TASK DESCRIPTION: How many of the lines below hold the word "ребята"? Answer only with the number.

........

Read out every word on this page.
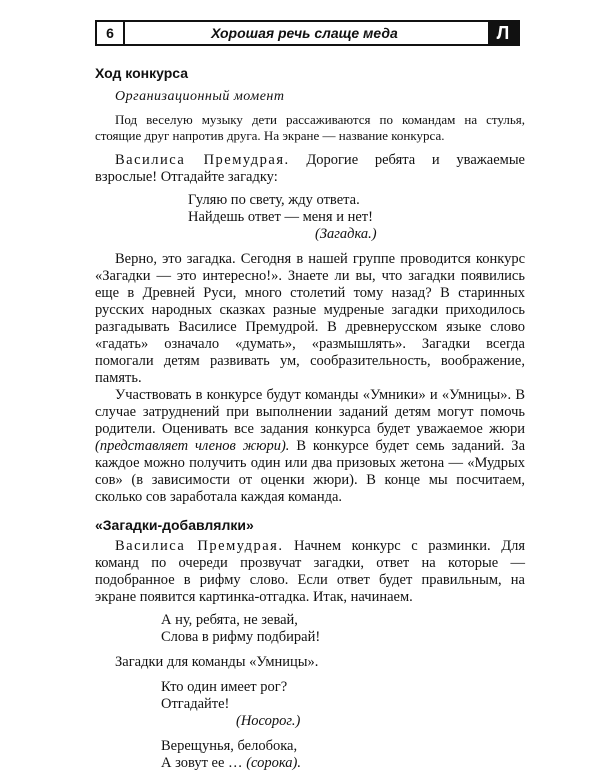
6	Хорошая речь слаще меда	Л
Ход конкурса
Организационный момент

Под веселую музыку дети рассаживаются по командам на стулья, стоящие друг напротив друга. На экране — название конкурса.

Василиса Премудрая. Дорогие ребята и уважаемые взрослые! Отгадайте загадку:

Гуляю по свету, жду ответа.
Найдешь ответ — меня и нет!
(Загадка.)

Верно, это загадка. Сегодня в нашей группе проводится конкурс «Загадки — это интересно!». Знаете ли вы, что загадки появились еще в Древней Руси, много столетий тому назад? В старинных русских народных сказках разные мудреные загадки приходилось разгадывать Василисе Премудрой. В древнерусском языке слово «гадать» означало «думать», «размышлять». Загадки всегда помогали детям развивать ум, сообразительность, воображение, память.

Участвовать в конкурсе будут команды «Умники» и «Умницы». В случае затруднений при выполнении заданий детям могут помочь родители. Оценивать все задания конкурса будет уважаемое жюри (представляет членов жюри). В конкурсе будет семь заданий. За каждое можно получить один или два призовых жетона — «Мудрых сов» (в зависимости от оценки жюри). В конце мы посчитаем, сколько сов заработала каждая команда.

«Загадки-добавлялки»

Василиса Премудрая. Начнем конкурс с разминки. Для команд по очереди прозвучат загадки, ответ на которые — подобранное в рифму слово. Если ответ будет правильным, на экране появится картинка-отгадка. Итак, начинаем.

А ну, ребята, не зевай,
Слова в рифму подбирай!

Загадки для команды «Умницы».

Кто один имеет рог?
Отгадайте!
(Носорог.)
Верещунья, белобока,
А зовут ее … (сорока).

........

PROBLEM SOLUTION: 2